Problem to solve
Reproduce exactly the lines from the one containing "Extract all readable text from this page." through the last line of the records below, both included, and nothing else.

Data provided
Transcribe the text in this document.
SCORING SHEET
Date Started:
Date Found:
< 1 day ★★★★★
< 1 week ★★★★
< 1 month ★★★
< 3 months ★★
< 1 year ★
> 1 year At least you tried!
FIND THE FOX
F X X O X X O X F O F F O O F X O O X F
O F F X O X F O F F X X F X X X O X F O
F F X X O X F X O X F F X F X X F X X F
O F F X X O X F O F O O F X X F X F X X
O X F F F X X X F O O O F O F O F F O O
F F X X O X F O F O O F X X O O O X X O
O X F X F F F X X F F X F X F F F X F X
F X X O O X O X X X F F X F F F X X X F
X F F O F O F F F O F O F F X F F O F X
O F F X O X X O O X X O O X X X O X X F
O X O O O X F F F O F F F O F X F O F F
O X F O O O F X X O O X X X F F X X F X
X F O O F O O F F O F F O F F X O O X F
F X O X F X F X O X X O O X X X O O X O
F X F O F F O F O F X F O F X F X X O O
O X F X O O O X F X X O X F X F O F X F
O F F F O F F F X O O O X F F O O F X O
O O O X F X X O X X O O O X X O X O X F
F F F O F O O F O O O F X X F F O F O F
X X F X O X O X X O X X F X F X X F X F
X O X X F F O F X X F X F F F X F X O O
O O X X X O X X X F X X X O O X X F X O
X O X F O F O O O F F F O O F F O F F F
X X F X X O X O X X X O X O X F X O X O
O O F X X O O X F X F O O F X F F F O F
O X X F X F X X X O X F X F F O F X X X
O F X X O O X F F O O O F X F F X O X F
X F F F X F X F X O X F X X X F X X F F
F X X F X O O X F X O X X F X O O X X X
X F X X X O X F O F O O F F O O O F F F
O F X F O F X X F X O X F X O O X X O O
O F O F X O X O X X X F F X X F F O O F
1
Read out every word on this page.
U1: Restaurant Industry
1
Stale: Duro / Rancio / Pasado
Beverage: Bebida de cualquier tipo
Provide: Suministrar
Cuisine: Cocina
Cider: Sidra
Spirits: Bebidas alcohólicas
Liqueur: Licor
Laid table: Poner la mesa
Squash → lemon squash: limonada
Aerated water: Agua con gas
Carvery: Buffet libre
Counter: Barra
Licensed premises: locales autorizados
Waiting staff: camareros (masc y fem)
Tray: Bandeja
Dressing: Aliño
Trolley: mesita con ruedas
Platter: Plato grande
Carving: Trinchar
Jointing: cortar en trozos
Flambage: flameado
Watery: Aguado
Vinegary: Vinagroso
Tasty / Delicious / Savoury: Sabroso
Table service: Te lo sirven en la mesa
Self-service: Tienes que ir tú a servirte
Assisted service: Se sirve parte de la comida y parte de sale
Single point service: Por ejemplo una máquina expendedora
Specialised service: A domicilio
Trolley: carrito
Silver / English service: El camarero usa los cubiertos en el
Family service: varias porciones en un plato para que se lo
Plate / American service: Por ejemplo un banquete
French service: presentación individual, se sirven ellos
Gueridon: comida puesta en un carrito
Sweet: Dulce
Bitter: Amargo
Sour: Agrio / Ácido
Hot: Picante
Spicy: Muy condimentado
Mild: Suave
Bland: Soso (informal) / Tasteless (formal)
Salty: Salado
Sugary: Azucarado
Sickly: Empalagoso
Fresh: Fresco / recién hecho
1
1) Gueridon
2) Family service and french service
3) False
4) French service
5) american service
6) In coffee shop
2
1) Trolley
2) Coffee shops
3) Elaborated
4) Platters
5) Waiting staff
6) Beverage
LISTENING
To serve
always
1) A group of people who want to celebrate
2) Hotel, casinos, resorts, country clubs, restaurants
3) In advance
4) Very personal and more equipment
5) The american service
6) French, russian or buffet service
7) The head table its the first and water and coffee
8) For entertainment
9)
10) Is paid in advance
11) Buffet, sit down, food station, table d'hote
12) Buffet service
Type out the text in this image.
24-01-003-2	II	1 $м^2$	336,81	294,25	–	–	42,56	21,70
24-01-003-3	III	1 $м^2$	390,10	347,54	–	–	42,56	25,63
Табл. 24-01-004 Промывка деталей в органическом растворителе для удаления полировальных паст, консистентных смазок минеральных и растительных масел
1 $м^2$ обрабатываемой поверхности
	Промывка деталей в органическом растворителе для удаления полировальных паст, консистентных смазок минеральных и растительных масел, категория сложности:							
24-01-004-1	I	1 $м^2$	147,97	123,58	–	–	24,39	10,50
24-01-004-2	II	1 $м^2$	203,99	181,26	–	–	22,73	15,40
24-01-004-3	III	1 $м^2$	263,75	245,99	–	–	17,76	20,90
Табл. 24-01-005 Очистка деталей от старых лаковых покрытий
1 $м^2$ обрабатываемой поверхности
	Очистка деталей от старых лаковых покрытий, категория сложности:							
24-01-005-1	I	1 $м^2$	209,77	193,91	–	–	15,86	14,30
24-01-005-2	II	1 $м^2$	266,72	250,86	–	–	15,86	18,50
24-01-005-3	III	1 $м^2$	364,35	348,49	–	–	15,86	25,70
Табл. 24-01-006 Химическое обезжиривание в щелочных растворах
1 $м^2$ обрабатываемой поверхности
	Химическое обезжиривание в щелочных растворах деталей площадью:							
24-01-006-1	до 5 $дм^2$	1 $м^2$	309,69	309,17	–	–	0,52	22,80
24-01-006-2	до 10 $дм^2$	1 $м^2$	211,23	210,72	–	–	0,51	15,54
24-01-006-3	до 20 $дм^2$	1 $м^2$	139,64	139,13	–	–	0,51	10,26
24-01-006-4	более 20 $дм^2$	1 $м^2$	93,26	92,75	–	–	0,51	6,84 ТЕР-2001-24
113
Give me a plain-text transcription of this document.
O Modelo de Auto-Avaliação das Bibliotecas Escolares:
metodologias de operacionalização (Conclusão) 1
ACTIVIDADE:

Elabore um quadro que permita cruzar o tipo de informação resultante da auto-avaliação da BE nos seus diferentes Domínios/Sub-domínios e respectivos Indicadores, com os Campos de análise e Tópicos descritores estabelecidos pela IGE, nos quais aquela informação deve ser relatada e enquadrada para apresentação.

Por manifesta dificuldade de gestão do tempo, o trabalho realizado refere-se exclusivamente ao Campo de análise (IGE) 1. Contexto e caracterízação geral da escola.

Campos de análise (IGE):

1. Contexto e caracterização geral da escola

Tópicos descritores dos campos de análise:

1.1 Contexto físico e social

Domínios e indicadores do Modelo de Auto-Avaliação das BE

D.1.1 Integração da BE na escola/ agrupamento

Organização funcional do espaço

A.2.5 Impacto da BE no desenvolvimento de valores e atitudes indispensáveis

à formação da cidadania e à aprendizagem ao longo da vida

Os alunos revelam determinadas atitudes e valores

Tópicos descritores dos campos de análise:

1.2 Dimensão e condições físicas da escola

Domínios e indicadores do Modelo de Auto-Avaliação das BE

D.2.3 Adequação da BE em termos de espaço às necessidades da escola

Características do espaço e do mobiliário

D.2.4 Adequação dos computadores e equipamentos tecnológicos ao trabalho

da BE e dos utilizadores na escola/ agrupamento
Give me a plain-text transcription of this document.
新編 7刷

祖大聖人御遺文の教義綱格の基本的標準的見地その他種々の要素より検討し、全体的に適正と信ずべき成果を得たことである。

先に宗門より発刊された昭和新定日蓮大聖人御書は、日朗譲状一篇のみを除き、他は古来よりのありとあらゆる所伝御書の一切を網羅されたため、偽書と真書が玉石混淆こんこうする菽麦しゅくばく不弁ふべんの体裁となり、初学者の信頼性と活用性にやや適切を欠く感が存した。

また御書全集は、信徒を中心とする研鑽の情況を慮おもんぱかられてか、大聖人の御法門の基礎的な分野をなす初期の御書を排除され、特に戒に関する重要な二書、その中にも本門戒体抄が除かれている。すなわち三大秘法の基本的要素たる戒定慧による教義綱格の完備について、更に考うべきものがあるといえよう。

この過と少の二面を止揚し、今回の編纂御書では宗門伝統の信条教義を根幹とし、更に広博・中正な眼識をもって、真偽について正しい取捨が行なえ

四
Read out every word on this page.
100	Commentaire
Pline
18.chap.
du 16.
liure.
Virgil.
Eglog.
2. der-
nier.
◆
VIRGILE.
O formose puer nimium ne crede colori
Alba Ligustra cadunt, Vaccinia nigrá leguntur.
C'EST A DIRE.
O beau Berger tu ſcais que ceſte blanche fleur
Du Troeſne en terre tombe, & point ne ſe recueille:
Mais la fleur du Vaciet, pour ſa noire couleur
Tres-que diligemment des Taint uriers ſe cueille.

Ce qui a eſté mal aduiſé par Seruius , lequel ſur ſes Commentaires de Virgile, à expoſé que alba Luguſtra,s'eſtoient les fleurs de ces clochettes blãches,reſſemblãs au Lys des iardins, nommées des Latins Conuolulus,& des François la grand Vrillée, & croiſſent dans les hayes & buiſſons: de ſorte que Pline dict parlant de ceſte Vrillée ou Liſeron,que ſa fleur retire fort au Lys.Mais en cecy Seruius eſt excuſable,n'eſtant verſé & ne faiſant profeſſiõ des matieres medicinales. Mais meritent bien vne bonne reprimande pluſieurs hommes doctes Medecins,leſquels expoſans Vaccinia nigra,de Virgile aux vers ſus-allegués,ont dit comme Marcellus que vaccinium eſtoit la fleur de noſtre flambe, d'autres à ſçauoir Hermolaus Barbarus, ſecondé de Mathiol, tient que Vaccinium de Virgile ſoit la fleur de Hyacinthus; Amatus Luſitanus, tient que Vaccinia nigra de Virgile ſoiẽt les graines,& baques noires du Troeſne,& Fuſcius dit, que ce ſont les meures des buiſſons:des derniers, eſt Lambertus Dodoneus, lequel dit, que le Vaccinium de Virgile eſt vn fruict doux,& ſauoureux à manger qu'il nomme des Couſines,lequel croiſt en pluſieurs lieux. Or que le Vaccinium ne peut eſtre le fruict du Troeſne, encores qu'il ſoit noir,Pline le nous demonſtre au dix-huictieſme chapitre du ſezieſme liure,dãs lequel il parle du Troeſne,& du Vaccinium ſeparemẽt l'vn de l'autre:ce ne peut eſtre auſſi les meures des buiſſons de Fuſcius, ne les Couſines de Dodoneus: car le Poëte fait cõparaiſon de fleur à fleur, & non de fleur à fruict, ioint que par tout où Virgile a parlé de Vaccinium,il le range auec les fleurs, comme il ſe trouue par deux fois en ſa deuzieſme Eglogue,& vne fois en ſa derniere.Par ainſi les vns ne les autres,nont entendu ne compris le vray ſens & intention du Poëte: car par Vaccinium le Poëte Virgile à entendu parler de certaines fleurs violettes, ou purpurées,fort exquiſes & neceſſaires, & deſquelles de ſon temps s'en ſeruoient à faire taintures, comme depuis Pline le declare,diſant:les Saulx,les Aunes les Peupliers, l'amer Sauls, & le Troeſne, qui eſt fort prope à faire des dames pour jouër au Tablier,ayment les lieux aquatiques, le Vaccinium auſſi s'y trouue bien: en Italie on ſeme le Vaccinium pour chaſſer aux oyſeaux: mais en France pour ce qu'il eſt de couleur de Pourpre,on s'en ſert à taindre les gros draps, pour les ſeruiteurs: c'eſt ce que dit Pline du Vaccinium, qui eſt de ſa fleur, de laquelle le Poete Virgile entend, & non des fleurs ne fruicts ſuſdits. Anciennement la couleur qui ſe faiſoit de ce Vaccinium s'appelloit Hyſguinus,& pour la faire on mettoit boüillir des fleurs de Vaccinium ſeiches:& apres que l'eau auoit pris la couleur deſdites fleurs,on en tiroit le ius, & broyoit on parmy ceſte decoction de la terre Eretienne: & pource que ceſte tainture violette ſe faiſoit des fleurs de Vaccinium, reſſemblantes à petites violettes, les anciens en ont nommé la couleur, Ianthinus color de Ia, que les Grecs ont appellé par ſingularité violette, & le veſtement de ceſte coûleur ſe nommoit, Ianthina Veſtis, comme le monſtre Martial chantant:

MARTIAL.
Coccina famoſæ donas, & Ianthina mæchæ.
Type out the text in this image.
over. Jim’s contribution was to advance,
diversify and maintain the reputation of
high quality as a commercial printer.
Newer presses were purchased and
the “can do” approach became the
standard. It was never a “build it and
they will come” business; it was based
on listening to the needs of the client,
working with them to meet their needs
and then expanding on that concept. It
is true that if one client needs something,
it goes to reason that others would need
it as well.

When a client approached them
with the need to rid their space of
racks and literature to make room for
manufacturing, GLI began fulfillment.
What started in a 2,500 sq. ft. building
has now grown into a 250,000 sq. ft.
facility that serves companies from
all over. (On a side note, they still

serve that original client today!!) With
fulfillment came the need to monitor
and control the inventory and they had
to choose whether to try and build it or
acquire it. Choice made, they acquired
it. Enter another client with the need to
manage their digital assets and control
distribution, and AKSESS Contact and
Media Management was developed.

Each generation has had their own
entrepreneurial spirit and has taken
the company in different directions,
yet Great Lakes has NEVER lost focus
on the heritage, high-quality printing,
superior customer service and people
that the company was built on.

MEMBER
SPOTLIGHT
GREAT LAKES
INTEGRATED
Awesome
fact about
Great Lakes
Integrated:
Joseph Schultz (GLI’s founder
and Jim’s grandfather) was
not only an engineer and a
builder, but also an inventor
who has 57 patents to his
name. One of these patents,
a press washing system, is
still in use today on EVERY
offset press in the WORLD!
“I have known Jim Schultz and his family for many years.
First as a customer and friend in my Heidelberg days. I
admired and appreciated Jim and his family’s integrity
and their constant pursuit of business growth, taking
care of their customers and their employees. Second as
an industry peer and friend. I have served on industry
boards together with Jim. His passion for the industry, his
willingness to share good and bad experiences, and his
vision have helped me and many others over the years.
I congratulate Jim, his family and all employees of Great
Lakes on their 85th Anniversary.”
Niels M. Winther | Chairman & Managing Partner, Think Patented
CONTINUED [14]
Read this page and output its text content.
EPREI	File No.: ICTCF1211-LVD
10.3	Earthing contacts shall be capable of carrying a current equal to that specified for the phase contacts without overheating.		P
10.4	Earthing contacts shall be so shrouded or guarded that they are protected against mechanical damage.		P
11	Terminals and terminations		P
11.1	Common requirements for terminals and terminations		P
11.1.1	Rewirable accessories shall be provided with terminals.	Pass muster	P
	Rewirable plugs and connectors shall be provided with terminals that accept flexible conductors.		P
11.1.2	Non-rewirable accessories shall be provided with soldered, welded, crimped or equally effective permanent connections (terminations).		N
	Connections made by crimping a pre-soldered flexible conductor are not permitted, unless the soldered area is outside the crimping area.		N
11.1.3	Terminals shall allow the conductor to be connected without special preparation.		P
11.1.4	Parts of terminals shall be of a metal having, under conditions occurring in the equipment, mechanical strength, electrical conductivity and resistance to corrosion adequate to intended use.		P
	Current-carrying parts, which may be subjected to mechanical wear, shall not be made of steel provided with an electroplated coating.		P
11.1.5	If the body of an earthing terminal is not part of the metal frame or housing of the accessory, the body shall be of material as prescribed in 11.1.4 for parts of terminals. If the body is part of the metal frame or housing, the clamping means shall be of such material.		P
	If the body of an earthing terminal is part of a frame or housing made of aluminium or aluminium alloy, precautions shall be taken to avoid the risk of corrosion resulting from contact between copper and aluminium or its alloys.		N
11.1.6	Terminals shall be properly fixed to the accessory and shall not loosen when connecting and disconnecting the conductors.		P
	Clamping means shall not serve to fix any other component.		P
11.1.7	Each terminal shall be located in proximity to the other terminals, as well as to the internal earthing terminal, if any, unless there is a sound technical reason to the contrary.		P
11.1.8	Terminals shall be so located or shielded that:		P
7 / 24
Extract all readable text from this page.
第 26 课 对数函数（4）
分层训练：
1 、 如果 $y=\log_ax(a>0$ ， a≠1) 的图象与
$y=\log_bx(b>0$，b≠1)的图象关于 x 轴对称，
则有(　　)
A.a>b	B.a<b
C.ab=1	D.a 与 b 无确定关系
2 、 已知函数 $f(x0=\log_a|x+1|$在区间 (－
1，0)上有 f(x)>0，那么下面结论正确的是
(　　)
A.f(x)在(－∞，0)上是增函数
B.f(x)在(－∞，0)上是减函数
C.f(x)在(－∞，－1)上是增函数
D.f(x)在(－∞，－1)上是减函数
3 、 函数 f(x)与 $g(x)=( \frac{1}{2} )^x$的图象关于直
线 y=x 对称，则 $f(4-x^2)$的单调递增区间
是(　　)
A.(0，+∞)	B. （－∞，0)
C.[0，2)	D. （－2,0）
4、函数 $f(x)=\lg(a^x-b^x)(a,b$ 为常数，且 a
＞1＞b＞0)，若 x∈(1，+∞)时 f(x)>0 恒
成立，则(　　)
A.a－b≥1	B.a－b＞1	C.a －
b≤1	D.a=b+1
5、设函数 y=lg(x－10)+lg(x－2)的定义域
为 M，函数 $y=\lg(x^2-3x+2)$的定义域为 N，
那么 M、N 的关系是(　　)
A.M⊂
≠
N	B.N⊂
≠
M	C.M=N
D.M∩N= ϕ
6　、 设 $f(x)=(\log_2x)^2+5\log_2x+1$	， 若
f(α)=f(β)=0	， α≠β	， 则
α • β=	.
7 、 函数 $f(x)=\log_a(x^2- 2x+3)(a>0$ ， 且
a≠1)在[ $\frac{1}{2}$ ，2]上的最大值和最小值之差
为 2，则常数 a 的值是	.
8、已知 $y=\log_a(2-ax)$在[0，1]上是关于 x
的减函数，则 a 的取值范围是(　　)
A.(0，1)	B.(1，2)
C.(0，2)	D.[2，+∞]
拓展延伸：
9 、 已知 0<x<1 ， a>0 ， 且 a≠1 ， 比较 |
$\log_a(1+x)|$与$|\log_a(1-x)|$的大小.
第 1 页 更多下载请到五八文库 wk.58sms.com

Task result
Extract all readable text from this page.
第 26 课 对数函数（4）
分层训练：
1 、 如果 $y=\log_ax(a>0$ ， a≠1) 的图象与
$y=\log_bx(b>0$，b≠1)的图象关于 x 轴对称，
则有(　　)
A.a>b	B.a<b
C.ab=1	D.a 与 b 无确定关系
2 、 已知函数 $f(x0=\log_a|x+1|$在区间 (－
1，0)上有 f(x)>0，那么下面结论正确的是
(　　)
A.f(x)在(－∞，0)上是增函数
B.f(x)在(－∞，0)上是减函数
C.f(x)在(－∞，－1)上是增函数
D.f(x)在(－∞，－1)上是减函数
3 、 函数 f(x)与 $g(x)=( \frac{1}{2} )^x$的图象关于直
线 y=x 对称，则 $f(4-x^2)$的单调递增区间
是(　　)
A.(0，+∞)	B. （－∞，0)
C.[0，2)	D. （－2,0）
4、函数 $f(x)=\lg(a^x-b^x)(a,b$ 为常数，且 a
＞1＞b＞0)，若 x∈(1，+∞)时 f(x)>0 恒
成立，则(　　)
A.a－b≥1	B.a－b＞1	C.a －
b≤1	D.a=b+1
5、设函数 y=lg(x－10)+lg(x－2)的定义域
为 M，函数 $y=\lg(x^2-3x+2)$的定义域为 N，
那么 M、N 的关系是(　　)
A.M⊂
≠
N	B.N⊂
≠
M	C.M=N
D.M∩N= ϕ
6　、 设 $f(x)=(\log_2x)^2+5\log_2x+1$	， 若
f(α)=f(β)=0	， α≠β	， 则
α • β=	.
7 、 函数 $f(x)=\log_a(x^2- 2x+3)(a>0$ ， 且
a≠1)在[ $\frac{1}{2}$ ，2]上的最大值和最小值之差
为 2，则常数 a 的值是	.
8、已知 $y=\log_a(2-ax)$在[0，1]上是关于 x
的减函数，则 a 的取值范围是(　　)
A.(0，1)	B.(1，2)
C.(0，2)	D.[2，+∞]
拓展延伸：
9 、 已知 0<x<1 ， a>0 ， 且 a≠1 ， 比较 |
$\log_a(1+x)|$与$|\log_a(1-x)|$的大小.
第 1 页 更多下载请到五八文库 wk.58sms.com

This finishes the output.